Extracto para leer ->
################
Las Cascadas de Iguazú, una maravilla natural del mundo: son dos y medio kilómetros de cascadas y su punto arrobador es “La garganta del diablo”: ahí el río Iguazú su precipita y se hunde con densidad y fragor, haciendo rebotar una intensa nube de brisa que oculta el panorama.
En nuestro recorrido por la anchura del río Iguazú hasta llegar a “La Garganta del diablo”, tuve la sensación de la presencia de la “Ruaj”, del Espíritu que en los inicios de la creación se movía sobre las aguas (Gn 1,2). Espíritu que moldea las aguas, las empuja, las habita, es su fuerza y su consistencia, siempre en movimiento, siempre nuevo, siempre renaciendo, siempre dando vida a todo lo que toca. Espíritu que amanece con toda luz y brillantez.
################
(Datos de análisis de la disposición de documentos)

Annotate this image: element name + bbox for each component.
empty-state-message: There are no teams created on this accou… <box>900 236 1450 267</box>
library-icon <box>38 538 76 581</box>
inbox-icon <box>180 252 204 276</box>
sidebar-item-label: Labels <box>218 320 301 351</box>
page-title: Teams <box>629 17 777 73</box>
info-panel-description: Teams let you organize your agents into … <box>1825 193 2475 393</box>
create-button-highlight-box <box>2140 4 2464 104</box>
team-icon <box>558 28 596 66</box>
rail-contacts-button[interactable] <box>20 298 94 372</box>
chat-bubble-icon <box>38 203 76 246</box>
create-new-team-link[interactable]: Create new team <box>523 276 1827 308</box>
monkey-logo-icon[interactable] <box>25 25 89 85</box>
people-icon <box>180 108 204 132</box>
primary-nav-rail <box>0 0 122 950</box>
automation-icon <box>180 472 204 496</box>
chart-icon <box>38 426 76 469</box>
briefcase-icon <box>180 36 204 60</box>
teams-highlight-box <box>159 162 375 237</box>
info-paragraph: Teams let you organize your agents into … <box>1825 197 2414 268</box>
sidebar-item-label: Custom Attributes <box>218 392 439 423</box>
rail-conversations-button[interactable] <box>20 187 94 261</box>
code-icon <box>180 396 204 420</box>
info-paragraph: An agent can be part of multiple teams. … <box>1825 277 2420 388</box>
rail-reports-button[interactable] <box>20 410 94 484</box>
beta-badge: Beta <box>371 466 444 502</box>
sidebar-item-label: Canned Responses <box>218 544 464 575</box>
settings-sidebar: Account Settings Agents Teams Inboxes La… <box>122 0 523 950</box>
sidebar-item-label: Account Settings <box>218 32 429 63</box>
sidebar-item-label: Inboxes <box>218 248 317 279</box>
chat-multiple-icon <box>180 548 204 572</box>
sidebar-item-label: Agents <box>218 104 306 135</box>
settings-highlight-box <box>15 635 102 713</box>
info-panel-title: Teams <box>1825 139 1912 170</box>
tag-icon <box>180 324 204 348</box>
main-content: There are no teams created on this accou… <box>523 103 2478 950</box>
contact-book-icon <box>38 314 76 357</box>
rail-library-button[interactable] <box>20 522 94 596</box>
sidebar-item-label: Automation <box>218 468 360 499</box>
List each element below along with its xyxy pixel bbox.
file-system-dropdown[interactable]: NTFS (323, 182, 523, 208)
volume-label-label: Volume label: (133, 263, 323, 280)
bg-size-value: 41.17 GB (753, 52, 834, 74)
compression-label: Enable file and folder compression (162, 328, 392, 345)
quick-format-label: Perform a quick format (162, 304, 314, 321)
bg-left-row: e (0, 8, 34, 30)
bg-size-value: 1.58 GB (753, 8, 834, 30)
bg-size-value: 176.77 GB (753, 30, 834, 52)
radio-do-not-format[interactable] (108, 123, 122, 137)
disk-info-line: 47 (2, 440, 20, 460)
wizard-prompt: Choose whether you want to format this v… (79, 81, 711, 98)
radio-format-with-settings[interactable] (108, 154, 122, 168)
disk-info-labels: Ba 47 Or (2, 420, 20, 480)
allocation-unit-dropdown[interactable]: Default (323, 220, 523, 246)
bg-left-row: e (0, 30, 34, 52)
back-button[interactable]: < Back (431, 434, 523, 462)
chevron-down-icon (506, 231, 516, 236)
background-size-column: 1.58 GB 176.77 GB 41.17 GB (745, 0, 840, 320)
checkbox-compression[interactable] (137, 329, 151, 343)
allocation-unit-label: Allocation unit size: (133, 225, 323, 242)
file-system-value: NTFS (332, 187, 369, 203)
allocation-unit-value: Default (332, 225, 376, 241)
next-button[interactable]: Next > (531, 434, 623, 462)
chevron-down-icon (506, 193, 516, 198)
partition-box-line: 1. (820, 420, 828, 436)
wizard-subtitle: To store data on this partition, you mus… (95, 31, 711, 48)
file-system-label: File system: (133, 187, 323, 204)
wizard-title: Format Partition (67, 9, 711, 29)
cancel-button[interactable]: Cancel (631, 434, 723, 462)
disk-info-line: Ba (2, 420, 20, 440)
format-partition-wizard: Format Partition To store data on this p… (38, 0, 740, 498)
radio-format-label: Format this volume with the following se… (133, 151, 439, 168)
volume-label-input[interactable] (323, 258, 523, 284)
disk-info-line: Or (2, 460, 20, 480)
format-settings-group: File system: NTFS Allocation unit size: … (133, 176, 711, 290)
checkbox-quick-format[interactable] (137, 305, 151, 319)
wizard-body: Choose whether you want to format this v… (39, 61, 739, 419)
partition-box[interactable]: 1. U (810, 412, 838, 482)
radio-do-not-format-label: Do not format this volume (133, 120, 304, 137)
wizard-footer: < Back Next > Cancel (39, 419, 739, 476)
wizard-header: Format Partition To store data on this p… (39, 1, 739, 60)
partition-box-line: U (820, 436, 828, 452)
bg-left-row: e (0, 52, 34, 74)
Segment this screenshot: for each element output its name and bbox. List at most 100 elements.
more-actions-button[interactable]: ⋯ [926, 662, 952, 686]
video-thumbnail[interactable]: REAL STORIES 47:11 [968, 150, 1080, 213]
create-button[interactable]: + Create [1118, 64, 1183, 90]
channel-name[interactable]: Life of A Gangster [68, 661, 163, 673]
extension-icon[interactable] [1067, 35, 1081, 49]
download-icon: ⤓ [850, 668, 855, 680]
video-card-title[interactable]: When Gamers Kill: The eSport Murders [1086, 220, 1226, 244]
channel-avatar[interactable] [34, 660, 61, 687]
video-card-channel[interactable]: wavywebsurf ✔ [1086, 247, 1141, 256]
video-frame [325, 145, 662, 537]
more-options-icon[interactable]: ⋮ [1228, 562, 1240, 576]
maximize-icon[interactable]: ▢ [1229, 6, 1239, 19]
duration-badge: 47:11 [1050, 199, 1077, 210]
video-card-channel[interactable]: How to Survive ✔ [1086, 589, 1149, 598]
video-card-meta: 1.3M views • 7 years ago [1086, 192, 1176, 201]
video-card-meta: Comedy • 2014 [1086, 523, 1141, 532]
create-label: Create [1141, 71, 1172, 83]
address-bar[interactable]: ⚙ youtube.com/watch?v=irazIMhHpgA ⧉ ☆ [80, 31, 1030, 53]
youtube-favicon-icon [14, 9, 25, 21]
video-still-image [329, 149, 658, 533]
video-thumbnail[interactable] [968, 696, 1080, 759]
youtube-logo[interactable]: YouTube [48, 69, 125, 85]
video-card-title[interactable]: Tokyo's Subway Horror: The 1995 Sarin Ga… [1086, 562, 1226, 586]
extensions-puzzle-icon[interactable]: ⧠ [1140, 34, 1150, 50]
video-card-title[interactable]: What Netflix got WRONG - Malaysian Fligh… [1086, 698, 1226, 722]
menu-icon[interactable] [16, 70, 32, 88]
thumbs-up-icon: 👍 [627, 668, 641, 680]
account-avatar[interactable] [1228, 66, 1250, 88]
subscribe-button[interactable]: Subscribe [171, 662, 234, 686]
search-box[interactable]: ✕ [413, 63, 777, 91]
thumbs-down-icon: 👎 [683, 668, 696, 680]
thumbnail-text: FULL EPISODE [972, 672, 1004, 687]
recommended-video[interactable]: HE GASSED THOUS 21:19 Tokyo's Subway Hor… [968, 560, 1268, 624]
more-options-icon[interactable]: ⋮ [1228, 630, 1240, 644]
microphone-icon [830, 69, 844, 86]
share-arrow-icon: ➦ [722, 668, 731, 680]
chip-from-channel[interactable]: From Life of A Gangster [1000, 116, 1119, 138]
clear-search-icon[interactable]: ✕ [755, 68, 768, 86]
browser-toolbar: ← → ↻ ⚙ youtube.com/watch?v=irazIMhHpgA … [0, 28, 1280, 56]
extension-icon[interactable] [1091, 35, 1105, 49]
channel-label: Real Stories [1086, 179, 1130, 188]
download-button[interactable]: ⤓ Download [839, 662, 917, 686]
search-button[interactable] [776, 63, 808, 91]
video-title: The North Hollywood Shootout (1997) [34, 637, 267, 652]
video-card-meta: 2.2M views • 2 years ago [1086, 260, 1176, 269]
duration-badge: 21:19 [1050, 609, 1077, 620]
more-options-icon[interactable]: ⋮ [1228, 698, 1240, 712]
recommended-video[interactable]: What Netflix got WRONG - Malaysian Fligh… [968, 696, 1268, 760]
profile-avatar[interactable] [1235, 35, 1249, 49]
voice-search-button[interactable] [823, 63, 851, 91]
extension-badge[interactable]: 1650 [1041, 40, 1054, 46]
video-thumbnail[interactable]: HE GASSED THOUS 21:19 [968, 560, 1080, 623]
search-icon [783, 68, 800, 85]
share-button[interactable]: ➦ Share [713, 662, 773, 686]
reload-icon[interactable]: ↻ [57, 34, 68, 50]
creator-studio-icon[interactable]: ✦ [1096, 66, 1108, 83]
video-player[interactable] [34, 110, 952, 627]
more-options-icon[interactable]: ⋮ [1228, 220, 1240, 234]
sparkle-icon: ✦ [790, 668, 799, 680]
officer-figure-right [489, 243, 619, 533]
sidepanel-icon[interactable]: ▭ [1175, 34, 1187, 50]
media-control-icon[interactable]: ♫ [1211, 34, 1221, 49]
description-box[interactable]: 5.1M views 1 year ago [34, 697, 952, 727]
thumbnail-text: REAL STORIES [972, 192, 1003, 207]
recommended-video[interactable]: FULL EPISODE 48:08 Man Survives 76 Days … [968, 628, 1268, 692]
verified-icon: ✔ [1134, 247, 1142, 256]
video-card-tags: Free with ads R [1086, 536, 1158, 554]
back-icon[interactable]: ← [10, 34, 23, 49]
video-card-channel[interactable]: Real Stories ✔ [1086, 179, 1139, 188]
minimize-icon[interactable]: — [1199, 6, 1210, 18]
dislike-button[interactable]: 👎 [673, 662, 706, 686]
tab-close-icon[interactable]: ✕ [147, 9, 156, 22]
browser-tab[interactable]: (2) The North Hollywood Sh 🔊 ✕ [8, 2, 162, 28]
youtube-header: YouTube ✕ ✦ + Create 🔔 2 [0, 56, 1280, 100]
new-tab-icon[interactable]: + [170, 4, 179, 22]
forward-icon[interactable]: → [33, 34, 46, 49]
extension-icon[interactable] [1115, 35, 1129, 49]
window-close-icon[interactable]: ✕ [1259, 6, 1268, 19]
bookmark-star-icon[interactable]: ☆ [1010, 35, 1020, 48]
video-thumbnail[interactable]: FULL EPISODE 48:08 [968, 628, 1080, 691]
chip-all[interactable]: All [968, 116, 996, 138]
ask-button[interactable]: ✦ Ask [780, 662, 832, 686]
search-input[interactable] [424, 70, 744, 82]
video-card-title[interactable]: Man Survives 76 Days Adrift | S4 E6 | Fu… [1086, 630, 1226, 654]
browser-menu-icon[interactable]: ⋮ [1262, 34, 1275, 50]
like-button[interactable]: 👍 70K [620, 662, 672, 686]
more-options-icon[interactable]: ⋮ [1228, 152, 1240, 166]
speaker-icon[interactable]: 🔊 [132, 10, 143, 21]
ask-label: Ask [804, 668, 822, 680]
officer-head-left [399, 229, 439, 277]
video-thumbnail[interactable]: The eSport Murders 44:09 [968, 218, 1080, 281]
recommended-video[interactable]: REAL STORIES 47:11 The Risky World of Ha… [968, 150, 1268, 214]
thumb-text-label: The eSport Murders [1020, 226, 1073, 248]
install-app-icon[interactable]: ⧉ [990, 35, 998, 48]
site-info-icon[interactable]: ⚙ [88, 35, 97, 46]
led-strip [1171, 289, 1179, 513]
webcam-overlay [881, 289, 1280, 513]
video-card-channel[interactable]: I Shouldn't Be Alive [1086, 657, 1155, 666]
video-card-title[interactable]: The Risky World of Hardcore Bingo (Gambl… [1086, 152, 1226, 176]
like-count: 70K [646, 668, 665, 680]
################
Partes del ejercicio ->
1) Responda las siguientes preguntas sobre el extracto de las Cascadas de Iguazú. Marque cada respuesta con la misma letra.
(a) ¿Qué extensión de cascadas se indica?
(b) ¿Qué oculta la nube de brisa que se forma en «La garganta del diablo»?
(c) ¿Qué referencia bíblica se cita junto al Espíritu que se movía sobre las aguas?
2) Indique si cada afirmación concuerda con el extracto de las Cascadas de Iguazú. Responda sí o no y cite textualmente las palabras del extracto que lo deciden.
(a) El punto arrobador de las cascadas es «La garganta del diablo».
(b) La nube de brisa permite ver el panorama con claridad.
(c) El Espíritu se describe como inmóvil.

Respuestas del ejercicio ->
1)
(a) Dos y medio kilómetros.
(b) El panorama.
(c) Gn 1,2.

2)
(a) Sí: «su punto arrobador es “La garganta del diablo”».
(b) No: «una intensa nube de brisa que oculta el panorama».
(c) No: «siempre en movimiento».